§ **Brief**:
Reading down the listing below, count the lines where the word "廃棄物層範囲" shows up, then give only that count.
── Task data
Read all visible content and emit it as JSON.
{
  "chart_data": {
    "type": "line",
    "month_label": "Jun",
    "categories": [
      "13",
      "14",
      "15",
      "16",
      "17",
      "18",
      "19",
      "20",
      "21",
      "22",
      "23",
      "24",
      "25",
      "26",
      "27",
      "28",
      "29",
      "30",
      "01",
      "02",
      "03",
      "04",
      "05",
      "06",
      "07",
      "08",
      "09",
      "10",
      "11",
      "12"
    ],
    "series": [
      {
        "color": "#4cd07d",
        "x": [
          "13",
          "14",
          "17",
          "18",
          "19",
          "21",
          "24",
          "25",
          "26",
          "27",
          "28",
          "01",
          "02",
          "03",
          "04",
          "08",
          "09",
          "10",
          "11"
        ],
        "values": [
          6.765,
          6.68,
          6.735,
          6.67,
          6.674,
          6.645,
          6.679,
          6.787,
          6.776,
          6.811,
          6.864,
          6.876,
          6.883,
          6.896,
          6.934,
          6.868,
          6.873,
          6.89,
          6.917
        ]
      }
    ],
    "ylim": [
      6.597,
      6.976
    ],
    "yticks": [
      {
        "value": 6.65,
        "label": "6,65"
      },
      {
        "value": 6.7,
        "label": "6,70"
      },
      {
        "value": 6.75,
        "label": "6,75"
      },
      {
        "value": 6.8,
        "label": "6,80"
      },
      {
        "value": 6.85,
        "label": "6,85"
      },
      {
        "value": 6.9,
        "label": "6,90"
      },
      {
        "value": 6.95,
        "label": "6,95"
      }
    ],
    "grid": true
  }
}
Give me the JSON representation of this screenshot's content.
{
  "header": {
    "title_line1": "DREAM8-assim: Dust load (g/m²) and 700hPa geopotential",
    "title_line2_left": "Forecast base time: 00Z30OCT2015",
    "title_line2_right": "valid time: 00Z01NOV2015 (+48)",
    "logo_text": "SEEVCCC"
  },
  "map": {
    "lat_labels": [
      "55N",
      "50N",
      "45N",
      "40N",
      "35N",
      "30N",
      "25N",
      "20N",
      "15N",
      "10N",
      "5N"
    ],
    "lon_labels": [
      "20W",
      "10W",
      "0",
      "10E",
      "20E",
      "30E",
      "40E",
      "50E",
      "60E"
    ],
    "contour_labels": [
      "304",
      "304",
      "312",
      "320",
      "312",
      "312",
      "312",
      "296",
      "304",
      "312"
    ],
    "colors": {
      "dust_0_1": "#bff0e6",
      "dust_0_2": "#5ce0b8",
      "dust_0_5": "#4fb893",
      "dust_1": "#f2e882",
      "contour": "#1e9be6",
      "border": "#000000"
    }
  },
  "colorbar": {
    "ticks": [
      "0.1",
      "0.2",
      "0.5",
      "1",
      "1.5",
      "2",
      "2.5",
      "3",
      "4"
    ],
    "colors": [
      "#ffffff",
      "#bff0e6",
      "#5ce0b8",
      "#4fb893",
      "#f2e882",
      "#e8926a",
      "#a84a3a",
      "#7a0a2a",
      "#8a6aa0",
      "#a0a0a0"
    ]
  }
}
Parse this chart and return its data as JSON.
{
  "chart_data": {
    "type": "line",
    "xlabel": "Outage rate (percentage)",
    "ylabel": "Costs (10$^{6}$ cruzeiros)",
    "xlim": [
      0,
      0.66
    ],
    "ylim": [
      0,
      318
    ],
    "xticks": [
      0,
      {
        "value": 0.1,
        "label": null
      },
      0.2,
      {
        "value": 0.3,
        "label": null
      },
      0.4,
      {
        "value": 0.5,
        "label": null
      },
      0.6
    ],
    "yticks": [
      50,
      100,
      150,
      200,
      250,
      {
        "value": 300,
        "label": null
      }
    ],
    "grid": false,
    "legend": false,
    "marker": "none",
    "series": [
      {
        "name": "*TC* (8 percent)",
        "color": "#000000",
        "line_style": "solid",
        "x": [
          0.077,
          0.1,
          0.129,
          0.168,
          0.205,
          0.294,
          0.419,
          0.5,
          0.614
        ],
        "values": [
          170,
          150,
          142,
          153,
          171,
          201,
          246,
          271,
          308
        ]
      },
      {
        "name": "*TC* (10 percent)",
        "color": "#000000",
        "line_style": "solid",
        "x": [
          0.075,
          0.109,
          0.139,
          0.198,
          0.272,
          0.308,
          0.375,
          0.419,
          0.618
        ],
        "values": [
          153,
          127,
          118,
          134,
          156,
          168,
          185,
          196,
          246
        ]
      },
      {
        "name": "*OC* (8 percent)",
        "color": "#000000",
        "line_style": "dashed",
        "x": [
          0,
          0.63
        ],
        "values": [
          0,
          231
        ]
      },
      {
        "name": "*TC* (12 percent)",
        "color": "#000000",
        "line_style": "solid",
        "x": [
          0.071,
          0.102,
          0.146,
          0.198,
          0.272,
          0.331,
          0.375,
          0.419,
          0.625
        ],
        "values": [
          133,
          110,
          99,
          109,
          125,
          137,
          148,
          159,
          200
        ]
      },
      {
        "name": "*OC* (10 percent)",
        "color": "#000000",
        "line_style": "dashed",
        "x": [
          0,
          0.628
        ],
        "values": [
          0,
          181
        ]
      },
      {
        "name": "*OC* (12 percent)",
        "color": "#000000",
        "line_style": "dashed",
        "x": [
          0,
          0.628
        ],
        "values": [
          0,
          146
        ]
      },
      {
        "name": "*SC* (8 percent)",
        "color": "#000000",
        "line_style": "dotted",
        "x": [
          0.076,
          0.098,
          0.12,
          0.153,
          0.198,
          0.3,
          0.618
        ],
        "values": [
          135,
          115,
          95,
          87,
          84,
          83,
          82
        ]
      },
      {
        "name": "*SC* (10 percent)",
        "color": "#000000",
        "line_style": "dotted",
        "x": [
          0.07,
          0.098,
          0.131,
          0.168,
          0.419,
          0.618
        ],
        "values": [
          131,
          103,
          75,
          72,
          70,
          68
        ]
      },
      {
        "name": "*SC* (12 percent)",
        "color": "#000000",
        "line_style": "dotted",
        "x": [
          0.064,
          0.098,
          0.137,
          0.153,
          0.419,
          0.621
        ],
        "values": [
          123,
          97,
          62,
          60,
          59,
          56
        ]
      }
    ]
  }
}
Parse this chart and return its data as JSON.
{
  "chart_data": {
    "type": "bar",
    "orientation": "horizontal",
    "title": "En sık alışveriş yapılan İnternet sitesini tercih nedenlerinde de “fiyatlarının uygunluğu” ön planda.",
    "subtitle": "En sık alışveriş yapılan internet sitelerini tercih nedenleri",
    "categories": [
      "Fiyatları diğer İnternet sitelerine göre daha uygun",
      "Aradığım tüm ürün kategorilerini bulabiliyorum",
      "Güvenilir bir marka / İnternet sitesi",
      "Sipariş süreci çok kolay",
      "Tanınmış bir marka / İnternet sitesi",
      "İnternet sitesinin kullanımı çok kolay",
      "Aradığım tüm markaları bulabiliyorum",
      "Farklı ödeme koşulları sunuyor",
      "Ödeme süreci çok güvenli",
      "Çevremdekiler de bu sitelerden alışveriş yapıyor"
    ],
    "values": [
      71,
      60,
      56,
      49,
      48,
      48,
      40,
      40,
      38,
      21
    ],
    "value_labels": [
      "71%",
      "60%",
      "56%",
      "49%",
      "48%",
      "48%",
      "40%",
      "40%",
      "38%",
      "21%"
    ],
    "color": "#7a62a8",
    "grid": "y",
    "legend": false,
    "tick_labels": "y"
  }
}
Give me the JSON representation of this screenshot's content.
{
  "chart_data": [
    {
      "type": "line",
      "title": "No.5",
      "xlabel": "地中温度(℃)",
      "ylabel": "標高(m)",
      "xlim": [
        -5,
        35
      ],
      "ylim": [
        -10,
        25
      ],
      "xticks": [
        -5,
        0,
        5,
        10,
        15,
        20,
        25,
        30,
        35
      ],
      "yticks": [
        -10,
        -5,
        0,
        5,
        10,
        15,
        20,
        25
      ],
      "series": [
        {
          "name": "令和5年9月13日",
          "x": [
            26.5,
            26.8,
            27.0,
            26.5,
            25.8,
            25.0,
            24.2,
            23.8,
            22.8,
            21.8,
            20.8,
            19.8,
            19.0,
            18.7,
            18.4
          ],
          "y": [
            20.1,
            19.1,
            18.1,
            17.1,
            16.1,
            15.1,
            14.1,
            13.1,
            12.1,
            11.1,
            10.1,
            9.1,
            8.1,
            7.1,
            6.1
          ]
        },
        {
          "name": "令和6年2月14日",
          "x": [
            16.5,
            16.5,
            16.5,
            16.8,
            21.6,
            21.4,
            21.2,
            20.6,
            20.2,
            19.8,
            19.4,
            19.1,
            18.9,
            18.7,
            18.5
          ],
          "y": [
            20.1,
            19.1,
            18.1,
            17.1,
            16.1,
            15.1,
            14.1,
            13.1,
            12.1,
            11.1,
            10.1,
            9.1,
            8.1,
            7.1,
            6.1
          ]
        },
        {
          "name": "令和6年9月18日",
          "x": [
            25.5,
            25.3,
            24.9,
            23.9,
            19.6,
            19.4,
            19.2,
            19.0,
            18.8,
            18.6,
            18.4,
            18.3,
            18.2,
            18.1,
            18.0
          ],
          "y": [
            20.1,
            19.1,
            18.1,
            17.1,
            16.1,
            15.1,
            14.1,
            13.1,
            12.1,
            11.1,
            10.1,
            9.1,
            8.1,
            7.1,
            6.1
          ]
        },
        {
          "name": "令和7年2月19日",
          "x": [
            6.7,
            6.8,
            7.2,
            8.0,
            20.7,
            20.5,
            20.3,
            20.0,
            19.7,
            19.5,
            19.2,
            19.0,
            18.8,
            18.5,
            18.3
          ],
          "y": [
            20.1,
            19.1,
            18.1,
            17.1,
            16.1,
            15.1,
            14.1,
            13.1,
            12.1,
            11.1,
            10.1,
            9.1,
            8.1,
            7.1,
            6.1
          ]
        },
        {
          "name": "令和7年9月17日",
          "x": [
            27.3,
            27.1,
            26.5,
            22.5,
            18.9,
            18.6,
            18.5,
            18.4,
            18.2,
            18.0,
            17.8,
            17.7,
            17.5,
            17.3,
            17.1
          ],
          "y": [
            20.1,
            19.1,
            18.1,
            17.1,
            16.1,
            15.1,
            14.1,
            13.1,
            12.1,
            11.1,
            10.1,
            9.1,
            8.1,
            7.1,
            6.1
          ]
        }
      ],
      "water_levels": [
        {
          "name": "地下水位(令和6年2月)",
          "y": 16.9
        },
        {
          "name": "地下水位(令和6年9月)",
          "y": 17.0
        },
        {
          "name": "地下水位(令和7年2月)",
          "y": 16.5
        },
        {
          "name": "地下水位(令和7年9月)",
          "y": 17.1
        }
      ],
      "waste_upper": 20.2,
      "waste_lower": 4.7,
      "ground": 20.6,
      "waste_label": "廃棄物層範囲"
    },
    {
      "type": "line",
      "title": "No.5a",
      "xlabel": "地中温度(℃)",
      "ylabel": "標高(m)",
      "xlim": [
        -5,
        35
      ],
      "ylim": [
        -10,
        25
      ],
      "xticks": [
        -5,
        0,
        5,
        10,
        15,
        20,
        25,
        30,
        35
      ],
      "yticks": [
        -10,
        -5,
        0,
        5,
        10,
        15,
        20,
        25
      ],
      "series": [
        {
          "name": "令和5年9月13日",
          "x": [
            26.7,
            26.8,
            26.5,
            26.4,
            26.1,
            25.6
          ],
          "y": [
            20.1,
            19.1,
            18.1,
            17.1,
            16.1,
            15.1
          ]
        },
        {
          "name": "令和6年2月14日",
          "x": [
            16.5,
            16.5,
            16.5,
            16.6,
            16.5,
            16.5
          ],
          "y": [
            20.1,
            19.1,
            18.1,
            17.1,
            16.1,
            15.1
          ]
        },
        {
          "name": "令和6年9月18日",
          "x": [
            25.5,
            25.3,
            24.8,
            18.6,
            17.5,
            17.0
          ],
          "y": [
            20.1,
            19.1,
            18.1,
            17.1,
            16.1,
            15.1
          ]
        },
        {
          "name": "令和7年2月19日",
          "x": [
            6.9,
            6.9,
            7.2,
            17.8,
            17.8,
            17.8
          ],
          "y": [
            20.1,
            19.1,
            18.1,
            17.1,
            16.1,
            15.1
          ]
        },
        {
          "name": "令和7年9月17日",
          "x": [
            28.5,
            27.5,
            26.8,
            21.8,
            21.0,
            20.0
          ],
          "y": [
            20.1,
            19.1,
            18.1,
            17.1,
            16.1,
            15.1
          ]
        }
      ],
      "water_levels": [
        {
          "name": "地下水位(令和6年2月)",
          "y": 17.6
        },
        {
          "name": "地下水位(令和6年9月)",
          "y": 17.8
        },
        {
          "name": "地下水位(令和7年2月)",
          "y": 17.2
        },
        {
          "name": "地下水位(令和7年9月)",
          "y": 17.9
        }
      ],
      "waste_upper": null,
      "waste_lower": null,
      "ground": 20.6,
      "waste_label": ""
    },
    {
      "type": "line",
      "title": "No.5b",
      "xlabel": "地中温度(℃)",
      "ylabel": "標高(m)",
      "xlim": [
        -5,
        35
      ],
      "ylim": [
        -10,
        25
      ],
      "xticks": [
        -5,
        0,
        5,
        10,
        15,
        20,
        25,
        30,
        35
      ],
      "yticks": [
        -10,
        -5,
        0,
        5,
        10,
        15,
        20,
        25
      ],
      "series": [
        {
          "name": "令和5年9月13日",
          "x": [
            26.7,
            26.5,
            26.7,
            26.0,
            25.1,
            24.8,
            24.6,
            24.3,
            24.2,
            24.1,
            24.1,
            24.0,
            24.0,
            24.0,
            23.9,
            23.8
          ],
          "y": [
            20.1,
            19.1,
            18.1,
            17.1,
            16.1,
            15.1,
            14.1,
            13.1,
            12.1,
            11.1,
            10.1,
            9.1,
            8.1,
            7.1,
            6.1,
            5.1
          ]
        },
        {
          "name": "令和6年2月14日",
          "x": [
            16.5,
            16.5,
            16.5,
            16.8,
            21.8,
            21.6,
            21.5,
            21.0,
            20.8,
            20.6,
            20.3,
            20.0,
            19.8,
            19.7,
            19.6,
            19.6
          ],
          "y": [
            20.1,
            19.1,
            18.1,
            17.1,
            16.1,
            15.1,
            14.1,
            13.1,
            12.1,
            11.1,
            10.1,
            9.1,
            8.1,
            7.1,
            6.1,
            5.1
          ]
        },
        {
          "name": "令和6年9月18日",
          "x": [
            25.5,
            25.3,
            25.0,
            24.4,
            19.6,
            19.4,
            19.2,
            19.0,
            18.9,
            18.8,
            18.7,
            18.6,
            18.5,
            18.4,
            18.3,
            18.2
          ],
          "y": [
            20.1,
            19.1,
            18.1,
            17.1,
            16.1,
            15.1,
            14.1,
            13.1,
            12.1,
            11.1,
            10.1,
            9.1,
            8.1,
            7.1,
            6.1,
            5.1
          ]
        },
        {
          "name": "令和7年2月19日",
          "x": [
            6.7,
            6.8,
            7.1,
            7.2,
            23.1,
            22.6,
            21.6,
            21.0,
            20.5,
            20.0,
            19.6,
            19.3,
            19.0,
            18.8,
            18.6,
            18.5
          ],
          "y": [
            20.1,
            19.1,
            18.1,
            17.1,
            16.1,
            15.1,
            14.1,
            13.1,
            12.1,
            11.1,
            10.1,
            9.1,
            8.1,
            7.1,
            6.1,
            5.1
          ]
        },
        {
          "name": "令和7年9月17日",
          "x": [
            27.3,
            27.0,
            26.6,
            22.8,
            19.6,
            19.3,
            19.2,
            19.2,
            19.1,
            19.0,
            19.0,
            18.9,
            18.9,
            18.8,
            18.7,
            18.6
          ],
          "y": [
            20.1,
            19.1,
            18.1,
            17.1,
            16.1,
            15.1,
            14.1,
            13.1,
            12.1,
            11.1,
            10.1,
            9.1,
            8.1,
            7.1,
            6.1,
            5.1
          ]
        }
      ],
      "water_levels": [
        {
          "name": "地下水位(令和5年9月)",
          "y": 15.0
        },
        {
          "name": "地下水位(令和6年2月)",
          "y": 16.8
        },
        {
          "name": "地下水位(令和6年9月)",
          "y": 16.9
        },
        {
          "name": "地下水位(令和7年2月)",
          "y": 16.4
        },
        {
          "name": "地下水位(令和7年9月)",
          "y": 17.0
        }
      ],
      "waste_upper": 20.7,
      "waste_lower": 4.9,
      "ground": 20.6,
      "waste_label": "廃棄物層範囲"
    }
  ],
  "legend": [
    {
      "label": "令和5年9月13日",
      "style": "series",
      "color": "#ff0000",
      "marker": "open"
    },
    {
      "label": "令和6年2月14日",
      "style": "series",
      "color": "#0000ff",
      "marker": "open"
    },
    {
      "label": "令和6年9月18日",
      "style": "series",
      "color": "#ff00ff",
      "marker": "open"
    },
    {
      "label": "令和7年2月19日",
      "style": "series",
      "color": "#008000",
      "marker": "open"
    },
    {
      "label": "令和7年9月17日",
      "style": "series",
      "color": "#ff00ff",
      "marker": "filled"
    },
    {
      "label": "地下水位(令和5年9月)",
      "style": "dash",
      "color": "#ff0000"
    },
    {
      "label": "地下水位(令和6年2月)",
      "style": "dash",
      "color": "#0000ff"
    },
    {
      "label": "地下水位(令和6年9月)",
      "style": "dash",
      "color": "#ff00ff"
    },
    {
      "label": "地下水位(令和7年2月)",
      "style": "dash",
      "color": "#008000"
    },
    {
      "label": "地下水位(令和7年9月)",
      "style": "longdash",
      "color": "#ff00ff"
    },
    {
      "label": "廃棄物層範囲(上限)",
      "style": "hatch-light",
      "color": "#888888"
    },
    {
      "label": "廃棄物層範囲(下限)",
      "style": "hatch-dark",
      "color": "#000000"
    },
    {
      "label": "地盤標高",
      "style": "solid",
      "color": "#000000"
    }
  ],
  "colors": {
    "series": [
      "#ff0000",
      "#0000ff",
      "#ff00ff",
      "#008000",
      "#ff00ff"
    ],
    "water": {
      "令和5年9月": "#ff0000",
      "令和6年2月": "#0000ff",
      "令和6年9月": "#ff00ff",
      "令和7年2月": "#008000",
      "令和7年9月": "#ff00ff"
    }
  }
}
────
§ **Answer for this exercise**:
4